Start TASK DATA

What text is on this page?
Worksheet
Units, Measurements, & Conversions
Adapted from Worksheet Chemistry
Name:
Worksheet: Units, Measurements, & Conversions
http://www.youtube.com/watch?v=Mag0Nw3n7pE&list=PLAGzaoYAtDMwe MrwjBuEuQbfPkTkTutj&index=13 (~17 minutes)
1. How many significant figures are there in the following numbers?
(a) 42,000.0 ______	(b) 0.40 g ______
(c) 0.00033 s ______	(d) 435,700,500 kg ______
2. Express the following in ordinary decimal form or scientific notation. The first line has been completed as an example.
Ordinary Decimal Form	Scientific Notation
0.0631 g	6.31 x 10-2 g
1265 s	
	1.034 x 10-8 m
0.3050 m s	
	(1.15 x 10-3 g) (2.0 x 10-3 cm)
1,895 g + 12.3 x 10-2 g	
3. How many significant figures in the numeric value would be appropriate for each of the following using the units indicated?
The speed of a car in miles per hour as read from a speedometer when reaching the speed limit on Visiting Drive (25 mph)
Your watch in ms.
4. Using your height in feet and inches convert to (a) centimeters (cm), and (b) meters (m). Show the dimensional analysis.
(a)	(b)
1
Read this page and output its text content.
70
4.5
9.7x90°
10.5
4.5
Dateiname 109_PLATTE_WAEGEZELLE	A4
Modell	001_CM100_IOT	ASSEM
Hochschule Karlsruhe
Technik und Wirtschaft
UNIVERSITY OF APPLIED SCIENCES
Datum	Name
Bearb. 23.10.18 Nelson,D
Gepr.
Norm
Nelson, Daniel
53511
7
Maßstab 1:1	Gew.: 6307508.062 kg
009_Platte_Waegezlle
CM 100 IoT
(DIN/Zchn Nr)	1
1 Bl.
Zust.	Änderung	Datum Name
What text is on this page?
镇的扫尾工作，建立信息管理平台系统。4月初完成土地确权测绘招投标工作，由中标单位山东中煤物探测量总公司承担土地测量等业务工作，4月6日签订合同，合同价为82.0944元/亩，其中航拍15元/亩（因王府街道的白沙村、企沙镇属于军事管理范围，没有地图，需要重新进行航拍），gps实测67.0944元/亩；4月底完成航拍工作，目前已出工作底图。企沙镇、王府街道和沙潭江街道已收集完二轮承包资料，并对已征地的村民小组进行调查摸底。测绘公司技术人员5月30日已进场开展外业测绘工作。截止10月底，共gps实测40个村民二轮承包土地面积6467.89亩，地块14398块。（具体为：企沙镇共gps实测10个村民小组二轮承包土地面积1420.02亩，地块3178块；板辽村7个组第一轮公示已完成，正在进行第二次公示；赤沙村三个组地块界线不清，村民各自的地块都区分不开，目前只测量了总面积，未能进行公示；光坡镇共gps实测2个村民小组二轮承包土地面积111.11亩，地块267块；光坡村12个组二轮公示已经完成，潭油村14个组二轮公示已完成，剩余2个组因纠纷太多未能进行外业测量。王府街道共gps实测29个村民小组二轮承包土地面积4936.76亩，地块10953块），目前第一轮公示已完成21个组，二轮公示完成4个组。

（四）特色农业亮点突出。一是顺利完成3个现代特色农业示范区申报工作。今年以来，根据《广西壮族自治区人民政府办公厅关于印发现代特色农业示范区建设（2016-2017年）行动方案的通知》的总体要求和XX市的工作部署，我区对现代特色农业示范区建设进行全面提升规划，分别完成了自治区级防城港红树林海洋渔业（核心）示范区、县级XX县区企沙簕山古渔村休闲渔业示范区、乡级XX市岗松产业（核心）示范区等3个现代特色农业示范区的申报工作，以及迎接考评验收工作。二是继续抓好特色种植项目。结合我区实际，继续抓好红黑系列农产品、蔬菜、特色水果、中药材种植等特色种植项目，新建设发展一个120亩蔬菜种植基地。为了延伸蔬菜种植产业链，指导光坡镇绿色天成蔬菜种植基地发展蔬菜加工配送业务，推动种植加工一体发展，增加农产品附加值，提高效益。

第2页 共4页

End TASK DATA

### SET EXERCISE
Reproduce the material exactly, with every line intact.

### PROBLEM SOLUTION
What text is on this page?
Worksheet
Units, Measurements, & Conversions
Adapted from Worksheet Chemistry
Name:
Worksheet: Units, Measurements, & Conversions
http://www.youtube.com/watch?v=Mag0Nw3n7pE&list=PLAGzaoYAtDMwe MrwjBuEuQbfPkTkTutj&index=13 (~17 minutes)
1. How many significant figures are there in the following numbers?
(a) 42,000.0 ______	(b) 0.40 g ______
(c) 0.00033 s ______	(d) 435,700,500 kg ______
2. Express the following in ordinary decimal form or scientific notation. The first line has been completed as an example.
Ordinary Decimal Form	Scientific Notation
0.0631 g	6.31 x 10-2 g
1265 s	
	1.034 x 10-8 m
0.3050 m s	
	(1.15 x 10-3 g) (2.0 x 10-3 cm)
1,895 g + 12.3 x 10-2 g	
3. How many significant figures in the numeric value would be appropriate for each of the following using the units indicated?
The speed of a car in miles per hour as read from a speedometer when reaching the speed limit on Visiting Drive (25 mph)
Your watch in ms.
4. Using your height in feet and inches convert to (a) centimeters (cm), and (b) meters (m). Show the dimensional analysis.
(a)	(b)
1
Read this page and output its text content.
70
4.5
9.7x90°
10.5
4.5
Dateiname 109_PLATTE_WAEGEZELLE	A4
Modell	001_CM100_IOT	ASSEM
Hochschule Karlsruhe
Technik und Wirtschaft
UNIVERSITY OF APPLIED SCIENCES
Datum	Name
Bearb. 23.10.18 Nelson,D
Gepr.
Norm
Nelson, Daniel
53511
7
Maßstab 1:1	Gew.: 6307508.062 kg
009_Platte_Waegezlle
CM 100 IoT
(DIN/Zchn Nr)	1
1 Bl.
Zust.	Änderung	Datum Name
What text is on this page?
镇的扫尾工作，建立信息管理平台系统。4月初完成土地确权测绘招投标工作，由中标单位山东中煤物探测量总公司承担土地测量等业务工作，4月6日签订合同，合同价为82.0944元/亩，其中航拍15元/亩（因王府街道的白沙村、企沙镇属于军事管理范围，没有地图，需要重新进行航拍），gps实测67.0944元/亩；4月底完成航拍工作，目前已出工作底图。企沙镇、王府街道和沙潭江街道已收集完二轮承包资料，并对已征地的村民小组进行调查摸底。测绘公司技术人员5月30日已进场开展外业测绘工作。截止10月底，共gps实测40个村民二轮承包土地面积6467.89亩，地块14398块。（具体为：企沙镇共gps实测10个村民小组二轮承包土地面积1420.02亩，地块3178块；板辽村7个组第一轮公示已完成，正在进行第二次公示；赤沙村三个组地块界线不清，村民各自的地块都区分不开，目前只测量了总面积，未能进行公示；光坡镇共gps实测2个村民小组二轮承包土地面积111.11亩，地块267块；光坡村12个组二轮公示已经完成，潭油村14个组二轮公示已完成，剩余2个组因纠纷太多未能进行外业测量。王府街道共gps实测29个村民小组二轮承包土地面积4936.76亩，地块10953块），目前第一轮公示已完成21个组，二轮公示完成4个组。

（四）特色农业亮点突出。一是顺利完成3个现代特色农业示范区申报工作。今年以来，根据《广西壮族自治区人民政府办公厅关于印发现代特色农业示范区建设（2016-2017年）行动方案的通知》的总体要求和XX市的工作部署，我区对现代特色农业示范区建设进行全面提升规划，分别完成了自治区级防城港红树林海洋渔业（核心）示范区、县级XX县区企沙簕山古渔村休闲渔业示范区、乡级XX市岗松产业（核心）示范区等3个现代特色农业示范区的申报工作，以及迎接考评验收工作。二是继续抓好特色种植项目。结合我区实际，继续抓好红黑系列农产品、蔬菜、特色水果、中药材种植等特色种植项目，新建设发展一个120亩蔬菜种植基地。为了延伸蔬菜种植产业链，指导光坡镇绿色天成蔬菜种植基地发展蔬菜加工配送业务，推动种植加工一体发展，增加农产品附加值，提高效益。

第2页 共4页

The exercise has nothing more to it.